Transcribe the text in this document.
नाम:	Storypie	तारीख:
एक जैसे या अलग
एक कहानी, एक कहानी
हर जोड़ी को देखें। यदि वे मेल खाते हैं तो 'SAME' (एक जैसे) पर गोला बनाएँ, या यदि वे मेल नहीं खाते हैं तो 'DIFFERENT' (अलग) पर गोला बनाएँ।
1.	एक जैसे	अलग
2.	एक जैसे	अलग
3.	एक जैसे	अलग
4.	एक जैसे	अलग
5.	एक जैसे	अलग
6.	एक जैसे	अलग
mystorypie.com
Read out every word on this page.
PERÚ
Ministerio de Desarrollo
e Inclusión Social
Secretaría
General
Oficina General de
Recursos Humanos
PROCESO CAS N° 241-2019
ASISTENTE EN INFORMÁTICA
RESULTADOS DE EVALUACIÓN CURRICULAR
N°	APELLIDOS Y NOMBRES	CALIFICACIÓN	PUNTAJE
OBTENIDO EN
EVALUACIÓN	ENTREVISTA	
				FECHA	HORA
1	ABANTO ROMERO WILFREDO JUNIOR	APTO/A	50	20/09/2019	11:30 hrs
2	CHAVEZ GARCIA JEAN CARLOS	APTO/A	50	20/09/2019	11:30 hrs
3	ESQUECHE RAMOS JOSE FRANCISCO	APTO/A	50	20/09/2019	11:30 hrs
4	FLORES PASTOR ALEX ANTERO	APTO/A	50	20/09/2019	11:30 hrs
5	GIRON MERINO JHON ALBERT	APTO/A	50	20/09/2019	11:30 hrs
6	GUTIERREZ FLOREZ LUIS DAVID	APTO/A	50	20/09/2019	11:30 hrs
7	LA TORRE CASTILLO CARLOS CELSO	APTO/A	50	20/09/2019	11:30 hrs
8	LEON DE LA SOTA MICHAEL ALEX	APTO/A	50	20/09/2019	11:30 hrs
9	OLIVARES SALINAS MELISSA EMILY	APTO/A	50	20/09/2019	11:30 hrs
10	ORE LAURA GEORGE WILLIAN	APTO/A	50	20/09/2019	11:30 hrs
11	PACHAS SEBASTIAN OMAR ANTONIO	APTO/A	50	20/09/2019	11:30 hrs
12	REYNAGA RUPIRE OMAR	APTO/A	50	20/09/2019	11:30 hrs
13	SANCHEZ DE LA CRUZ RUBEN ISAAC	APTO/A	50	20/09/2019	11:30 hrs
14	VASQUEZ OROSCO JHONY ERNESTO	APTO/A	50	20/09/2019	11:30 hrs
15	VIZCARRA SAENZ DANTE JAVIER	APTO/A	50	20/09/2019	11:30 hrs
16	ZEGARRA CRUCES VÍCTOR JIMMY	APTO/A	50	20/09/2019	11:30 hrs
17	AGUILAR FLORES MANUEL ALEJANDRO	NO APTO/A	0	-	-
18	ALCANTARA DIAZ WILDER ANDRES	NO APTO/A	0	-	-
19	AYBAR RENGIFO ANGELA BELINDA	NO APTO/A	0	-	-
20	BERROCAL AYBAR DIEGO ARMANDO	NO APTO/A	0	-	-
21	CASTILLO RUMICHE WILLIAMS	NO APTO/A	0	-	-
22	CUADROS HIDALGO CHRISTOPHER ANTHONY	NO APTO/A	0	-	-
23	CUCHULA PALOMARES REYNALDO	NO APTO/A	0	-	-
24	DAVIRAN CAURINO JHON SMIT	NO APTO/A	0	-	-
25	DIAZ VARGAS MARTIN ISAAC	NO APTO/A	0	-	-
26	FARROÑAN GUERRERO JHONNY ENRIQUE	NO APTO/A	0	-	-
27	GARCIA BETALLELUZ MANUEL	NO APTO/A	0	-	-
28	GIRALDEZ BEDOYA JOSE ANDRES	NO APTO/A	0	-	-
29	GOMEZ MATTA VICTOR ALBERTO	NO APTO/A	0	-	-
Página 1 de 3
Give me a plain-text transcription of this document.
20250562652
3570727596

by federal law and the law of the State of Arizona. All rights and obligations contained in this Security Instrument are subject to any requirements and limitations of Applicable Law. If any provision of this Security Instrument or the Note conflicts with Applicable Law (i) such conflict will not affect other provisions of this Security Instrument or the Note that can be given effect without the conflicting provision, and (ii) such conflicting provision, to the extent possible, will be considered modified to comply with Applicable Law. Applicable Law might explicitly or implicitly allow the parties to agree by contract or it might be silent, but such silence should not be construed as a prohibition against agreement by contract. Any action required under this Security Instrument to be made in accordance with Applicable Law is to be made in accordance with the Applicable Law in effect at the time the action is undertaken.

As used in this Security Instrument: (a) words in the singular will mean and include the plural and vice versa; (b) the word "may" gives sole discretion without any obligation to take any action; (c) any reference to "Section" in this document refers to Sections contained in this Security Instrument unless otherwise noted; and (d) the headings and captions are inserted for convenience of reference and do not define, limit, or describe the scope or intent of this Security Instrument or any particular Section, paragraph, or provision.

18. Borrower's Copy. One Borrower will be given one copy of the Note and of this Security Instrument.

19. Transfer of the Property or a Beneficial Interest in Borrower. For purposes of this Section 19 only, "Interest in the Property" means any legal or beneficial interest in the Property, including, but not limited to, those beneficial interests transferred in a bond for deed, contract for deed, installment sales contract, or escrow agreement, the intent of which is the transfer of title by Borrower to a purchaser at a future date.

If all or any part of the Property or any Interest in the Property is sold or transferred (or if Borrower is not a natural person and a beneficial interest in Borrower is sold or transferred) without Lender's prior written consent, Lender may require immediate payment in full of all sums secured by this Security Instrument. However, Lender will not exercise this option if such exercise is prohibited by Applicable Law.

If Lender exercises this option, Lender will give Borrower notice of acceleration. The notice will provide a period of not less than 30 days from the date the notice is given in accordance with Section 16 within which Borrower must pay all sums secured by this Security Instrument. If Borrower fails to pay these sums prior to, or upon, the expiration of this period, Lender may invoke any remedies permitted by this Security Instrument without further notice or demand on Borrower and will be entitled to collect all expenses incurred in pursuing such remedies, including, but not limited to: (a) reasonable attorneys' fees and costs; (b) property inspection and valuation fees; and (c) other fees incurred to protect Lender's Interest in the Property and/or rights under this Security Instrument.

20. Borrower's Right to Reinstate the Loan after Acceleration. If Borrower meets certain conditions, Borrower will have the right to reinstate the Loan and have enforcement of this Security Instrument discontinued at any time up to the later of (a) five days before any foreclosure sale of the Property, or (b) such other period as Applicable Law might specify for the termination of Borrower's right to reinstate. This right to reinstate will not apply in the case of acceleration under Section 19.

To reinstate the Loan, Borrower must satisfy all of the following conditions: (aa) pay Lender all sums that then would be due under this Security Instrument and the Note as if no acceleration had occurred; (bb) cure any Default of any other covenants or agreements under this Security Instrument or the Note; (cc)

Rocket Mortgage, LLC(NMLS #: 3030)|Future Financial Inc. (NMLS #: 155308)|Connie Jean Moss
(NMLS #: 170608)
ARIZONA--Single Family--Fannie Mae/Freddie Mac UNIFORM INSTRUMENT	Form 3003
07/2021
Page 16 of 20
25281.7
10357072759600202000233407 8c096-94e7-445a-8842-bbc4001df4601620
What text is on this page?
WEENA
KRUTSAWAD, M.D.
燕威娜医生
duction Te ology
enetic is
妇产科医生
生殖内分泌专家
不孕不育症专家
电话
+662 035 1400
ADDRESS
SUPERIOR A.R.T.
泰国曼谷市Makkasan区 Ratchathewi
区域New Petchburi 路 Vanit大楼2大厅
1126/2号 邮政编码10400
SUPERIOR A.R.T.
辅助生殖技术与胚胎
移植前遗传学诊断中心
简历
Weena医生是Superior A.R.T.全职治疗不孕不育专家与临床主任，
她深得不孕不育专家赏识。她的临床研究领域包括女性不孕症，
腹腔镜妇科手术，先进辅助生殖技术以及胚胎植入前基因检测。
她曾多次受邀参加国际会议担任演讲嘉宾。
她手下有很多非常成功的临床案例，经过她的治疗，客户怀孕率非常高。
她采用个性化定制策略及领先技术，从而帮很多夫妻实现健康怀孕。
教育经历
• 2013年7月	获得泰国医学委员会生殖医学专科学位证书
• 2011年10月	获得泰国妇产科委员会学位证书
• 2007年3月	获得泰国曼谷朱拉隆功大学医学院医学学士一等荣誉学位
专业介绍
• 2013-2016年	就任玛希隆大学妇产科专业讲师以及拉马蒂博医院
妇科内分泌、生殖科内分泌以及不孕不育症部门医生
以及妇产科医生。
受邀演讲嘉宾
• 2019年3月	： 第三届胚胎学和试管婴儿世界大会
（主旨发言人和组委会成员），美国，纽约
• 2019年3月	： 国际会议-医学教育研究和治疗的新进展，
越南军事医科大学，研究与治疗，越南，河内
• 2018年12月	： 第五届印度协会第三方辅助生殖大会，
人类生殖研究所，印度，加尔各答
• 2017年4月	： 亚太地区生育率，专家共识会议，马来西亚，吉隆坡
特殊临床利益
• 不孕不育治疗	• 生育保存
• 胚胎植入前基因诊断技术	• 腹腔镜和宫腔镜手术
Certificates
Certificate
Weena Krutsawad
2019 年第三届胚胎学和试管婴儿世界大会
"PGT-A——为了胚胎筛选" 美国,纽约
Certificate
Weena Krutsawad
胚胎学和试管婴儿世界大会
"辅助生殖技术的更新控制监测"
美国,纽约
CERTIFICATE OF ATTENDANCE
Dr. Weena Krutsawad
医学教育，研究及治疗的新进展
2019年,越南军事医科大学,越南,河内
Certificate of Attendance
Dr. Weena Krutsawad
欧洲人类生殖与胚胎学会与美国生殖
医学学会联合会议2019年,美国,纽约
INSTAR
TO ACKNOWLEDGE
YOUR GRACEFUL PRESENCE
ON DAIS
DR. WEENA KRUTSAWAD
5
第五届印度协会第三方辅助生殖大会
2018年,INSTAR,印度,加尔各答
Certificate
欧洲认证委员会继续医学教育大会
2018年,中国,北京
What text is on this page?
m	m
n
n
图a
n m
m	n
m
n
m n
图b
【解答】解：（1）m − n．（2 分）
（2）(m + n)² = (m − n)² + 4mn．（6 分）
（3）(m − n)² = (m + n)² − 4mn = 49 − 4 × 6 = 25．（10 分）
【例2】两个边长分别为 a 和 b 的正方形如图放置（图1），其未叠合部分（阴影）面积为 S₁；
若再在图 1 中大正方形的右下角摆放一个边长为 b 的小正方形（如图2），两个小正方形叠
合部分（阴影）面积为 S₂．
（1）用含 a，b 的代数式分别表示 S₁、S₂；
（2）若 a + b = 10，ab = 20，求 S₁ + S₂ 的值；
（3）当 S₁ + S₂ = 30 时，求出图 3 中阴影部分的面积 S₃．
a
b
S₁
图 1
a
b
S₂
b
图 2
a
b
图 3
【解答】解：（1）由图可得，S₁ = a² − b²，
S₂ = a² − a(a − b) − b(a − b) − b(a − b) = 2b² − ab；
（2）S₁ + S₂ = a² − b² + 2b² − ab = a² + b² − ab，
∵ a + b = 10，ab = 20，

=======

TASK REQUIREMENTS: Look through the data above. Find each line with the string "CASTILLO" and copy it.

EXERCISE ANSWER:
7	LA TORRE CASTILLO CARLOS CELSO	APTO/A	50	20/09/2019	11:30 hrs
21	CASTILLO RUMICHE WILLIAMS	NO APTO/A	0	-	-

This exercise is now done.